> _WHAT NEEDS TO BE DONE_
All lines in the data bearing the string "from" should be identified and copied.

##### DATA SUPPLIED

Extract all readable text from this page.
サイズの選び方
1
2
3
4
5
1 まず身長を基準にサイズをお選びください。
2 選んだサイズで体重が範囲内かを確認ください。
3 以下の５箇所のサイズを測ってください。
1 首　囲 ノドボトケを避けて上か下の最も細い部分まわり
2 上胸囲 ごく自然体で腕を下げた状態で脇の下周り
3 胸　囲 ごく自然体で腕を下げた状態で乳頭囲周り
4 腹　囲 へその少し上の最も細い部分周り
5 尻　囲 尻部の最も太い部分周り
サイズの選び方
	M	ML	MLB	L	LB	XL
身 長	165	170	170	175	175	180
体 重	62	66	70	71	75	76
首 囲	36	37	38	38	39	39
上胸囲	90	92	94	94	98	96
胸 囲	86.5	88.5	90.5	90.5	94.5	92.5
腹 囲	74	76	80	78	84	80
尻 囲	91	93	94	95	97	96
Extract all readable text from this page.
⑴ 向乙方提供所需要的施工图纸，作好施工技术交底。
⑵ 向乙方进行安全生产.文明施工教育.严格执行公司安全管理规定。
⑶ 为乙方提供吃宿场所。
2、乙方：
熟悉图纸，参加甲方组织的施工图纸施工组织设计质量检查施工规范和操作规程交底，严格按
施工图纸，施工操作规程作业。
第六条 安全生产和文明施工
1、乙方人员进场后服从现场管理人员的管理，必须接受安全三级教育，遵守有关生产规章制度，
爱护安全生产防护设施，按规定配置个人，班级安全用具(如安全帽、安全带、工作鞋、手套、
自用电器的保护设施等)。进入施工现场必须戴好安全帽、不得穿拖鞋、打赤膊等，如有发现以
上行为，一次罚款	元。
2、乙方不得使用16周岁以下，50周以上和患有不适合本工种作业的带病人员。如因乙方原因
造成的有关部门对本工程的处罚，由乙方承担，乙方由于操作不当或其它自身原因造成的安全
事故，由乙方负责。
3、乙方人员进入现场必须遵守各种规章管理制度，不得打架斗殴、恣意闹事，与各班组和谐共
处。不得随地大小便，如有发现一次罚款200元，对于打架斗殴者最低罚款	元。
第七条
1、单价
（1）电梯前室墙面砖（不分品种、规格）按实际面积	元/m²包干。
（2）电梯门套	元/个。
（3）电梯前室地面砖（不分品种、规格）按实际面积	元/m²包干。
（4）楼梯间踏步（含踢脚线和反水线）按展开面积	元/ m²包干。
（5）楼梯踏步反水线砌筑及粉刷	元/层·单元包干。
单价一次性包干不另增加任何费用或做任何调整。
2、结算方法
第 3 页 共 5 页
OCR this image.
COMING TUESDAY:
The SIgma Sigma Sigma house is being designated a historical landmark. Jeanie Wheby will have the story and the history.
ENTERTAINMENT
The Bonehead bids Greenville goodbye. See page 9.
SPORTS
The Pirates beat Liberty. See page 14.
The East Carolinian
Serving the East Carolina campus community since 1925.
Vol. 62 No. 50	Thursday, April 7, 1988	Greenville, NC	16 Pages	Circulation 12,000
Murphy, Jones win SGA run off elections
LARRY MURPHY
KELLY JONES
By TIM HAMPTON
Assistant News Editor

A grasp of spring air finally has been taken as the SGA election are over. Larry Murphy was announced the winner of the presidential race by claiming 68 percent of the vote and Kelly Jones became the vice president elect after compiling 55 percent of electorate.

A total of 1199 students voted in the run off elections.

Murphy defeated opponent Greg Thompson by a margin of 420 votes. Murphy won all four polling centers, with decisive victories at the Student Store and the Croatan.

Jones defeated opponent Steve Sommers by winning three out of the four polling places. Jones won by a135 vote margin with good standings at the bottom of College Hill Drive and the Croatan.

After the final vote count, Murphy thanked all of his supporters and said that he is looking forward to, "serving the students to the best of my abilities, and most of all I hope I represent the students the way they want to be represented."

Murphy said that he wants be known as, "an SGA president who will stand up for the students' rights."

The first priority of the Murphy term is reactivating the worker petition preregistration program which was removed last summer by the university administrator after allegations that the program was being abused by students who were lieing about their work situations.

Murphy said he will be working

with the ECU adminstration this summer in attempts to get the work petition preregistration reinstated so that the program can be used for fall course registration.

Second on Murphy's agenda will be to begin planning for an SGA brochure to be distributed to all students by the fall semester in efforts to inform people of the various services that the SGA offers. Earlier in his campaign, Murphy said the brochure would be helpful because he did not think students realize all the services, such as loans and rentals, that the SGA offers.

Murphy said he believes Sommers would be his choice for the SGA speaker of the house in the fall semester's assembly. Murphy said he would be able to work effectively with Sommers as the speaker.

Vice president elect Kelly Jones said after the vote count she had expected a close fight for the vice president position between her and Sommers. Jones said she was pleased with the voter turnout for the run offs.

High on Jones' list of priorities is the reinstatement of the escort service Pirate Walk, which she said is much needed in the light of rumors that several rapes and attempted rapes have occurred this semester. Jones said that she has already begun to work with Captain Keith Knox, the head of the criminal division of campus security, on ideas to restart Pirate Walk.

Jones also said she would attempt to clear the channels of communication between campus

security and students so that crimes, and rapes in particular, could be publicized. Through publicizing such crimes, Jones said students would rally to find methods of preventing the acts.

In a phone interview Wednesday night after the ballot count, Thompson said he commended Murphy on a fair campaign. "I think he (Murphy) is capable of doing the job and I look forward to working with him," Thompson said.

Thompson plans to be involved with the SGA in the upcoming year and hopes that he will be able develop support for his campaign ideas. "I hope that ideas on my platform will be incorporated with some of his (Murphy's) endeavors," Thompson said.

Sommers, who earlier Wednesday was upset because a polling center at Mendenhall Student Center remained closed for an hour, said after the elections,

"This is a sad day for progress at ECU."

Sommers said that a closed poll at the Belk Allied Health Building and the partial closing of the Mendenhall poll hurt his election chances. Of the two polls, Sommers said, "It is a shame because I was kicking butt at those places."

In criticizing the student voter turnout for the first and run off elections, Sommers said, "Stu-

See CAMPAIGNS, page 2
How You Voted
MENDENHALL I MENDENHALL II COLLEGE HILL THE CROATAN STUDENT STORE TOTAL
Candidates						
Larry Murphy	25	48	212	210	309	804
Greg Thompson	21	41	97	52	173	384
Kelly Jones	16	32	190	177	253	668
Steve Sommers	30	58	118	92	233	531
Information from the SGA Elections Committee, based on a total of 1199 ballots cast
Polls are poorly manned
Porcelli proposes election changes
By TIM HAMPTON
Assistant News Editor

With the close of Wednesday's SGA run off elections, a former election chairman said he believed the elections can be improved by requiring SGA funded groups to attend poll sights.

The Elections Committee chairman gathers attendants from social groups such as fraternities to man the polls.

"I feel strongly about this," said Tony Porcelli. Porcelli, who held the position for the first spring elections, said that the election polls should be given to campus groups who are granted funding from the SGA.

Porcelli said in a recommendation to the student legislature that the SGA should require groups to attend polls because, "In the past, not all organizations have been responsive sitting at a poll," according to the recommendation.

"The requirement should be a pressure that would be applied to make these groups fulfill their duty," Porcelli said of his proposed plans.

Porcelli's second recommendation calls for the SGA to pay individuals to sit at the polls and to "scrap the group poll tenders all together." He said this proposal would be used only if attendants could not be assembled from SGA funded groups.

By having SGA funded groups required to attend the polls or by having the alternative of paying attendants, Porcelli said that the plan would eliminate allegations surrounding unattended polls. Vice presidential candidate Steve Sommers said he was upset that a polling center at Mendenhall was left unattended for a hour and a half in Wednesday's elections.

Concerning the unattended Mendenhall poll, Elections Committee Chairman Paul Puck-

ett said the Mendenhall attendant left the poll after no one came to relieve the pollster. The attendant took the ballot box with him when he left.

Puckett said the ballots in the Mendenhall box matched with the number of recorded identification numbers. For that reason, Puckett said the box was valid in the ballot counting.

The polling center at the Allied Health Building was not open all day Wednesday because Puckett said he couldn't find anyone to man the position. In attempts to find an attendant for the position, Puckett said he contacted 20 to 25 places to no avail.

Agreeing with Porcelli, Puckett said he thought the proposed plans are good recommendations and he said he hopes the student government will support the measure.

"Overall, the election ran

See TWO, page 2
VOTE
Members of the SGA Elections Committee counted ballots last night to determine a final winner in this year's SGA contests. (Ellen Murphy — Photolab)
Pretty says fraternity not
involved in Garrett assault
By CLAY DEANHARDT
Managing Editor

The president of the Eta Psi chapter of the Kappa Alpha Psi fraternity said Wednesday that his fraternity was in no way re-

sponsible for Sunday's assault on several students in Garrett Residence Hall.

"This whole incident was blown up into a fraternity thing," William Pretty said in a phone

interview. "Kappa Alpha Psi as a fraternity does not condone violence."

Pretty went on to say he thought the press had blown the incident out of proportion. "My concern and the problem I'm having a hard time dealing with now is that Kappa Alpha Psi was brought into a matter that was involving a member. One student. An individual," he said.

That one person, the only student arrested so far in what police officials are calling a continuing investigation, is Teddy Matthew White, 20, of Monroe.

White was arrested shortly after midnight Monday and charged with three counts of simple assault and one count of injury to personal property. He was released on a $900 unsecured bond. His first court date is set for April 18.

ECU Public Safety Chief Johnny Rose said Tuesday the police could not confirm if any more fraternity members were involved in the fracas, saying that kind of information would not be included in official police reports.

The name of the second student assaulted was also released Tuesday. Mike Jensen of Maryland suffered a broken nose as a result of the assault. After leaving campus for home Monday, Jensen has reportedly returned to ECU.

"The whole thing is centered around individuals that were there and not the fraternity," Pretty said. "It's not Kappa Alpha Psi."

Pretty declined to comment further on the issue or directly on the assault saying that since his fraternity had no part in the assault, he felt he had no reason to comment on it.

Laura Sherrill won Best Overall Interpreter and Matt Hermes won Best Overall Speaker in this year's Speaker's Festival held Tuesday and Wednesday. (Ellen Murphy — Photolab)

##########

> _FINISHED ANSWER_
Extract all readable text from this page.
Extract all readable text from this page.
Information from the SGA Elections Committee, based on a total of 1199 ballots cast
The Elections Committee chairman gathers attendants from social groups such as fraternities to man the polls.
"I feel strongly about this," said Tony Porcelli. Porcelli, who held the position for the first spring elections, said that the election polls should be given to campus groups who are granted funding from the SGA.
Porcelli's second recommendation calls for the SGA to pay individuals to sit at the polls and to "scrap the group poll tenders all together." He said this proposal would be used only if attendants could not be assembled from SGA funded groups.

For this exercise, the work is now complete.